- _Dataset records_

--- START ---

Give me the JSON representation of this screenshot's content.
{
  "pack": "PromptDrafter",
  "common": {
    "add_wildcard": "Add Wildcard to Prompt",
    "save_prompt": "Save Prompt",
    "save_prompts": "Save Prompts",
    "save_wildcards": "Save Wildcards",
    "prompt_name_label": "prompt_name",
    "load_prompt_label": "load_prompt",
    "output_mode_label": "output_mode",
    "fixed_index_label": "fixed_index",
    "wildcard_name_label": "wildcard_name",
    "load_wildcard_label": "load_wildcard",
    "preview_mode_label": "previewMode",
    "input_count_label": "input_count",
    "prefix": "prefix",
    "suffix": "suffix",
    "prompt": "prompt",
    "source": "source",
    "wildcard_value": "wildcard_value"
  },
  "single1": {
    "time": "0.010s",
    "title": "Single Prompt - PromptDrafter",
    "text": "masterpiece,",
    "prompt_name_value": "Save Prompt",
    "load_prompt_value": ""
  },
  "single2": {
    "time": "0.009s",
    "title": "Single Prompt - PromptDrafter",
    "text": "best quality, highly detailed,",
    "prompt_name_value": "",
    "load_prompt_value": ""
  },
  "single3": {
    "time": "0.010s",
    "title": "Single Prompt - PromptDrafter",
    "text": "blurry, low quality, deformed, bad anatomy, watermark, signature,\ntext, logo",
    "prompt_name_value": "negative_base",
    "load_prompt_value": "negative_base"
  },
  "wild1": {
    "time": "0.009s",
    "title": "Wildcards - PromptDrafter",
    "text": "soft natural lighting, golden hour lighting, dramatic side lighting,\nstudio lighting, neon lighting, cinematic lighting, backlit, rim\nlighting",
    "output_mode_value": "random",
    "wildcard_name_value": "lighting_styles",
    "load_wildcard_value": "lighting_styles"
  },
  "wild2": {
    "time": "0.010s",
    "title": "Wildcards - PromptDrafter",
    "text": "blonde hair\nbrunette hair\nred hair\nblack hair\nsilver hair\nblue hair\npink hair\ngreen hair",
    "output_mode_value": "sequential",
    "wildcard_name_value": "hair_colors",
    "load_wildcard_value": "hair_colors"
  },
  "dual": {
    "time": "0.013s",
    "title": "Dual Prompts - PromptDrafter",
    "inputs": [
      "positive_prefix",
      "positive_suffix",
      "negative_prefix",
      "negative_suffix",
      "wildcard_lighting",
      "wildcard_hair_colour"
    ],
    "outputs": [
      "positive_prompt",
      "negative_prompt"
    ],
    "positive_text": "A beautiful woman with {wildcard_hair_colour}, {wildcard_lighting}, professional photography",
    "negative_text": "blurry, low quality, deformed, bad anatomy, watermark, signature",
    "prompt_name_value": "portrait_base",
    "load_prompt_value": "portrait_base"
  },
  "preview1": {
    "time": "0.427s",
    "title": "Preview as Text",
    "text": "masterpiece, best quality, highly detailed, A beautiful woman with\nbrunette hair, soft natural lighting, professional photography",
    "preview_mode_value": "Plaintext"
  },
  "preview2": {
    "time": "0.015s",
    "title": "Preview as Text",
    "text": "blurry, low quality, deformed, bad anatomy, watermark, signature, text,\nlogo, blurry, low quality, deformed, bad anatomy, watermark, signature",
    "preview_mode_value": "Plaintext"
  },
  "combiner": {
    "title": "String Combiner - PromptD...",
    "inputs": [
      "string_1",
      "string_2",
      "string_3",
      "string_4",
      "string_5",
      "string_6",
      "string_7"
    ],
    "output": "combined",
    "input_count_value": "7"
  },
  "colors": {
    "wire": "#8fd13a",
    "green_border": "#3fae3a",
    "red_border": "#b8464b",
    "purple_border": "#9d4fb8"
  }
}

--- END ---

- _WHAT YOU SHOULD DO_
Set all of the entries down again, exactly as they were given.

- _WRITTEN RESPONSE_
Give me the JSON representation of this screenshot's content.
{
  "pack": "PromptDrafter",
  "common": {
    "add_wildcard": "Add Wildcard to Prompt",
    "save_prompt": "Save Prompt",
    "save_prompts": "Save Prompts",
    "save_wildcards": "Save Wildcards",
    "prompt_name_label": "prompt_name",
    "load_prompt_label": "load_prompt",
    "output_mode_label": "output_mode",
    "fixed_index_label": "fixed_index",
    "wildcard_name_label": "wildcard_name",
    "load_wildcard_label": "load_wildcard",
    "preview_mode_label": "previewMode",
    "input_count_label": "input_count",
    "prefix": "prefix",
    "suffix": "suffix",
    "prompt": "prompt",
    "source": "source",
    "wildcard_value": "wildcard_value"
  },
  "single1": {
    "time": "0.010s",
    "title": "Single Prompt - PromptDrafter",
    "text": "masterpiece,",
    "prompt_name_value": "Save Prompt",
    "load_prompt_value": ""
  },
  "single2": {
    "time": "0.009s",
    "title": "Single Prompt - PromptDrafter",
    "text": "best quality, highly detailed,",
    "prompt_name_value": "",
    "load_prompt_value": ""
  },
  "single3": {
    "time": "0.010s",
    "title": "Single Prompt - PromptDrafter",
    "text": "blurry, low quality, deformed, bad anatomy, watermark, signature,\ntext, logo",
    "prompt_name_value": "negative_base",
    "load_prompt_value": "negative_base"
  },
  "wild1": {
    "time": "0.009s",
    "title": "Wildcards - PromptDrafter",
    "text": "soft natural lighting, golden hour lighting, dramatic side lighting,\nstudio lighting, neon lighting, cinematic lighting, backlit, rim\nlighting",
    "output_mode_value": "random",
    "wildcard_name_value": "lighting_styles",
    "load_wildcard_value": "lighting_styles"
  },
  "wild2": {
    "time": "0.010s",
    "title": "Wildcards - PromptDrafter",
    "text": "blonde hair\nbrunette hair\nred hair\nblack hair\nsilver hair\nblue hair\npink hair\ngreen hair",
    "output_mode_value": "sequential",
    "wildcard_name_value": "hair_colors",
    "load_wildcard_value": "hair_colors"
  },
  "dual": {
    "time": "0.013s",
    "title": "Dual Prompts - PromptDrafter",
    "inputs": [
      "positive_prefix",
      "positive_suffix",
      "negative_prefix",
      "negative_suffix",
      "wildcard_lighting",
      "wildcard_hair_colour"
    ],
    "outputs": [
      "positive_prompt",
      "negative_prompt"
    ],
    "positive_text": "A beautiful woman with {wildcard_hair_colour}, {wildcard_lighting}, professional photography",
    "negative_text": "blurry, low quality, deformed, bad anatomy, watermark, signature",
    "prompt_name_value": "portrait_base",
    "load_prompt_value": "portrait_base"
  },
  "preview1": {
    "time": "0.427s",
    "title": "Preview as Text",
    "text": "masterpiece, best quality, highly detailed, A beautiful woman with\nbrunette hair, soft natural lighting, professional photography",
    "preview_mode_value": "Plaintext"
  },
  "preview2": {
    "time": "0.015s",
    "title": "Preview as Text",
    "text": "blurry, low quality, deformed, bad anatomy, watermark, signature, text,\nlogo, blurry, low quality, deformed, bad anatomy, watermark, signature",
    "preview_mode_value": "Plaintext"
  },
  "combiner": {
    "title": "String Combiner - PromptD...",
    "inputs": [
      "string_1",
      "string_2",
      "string_3",
      "string_4",
      "string_5",
      "string_6",
      "string_7"
    ],
    "output": "combined",
    "input_count_value": "7"
  },
  "colors": {
    "wire": "#8fd13a",
    "green_border": "#3fae3a",
    "red_border": "#b8464b",
    "purple_border": "#9d4fb8"
  }
}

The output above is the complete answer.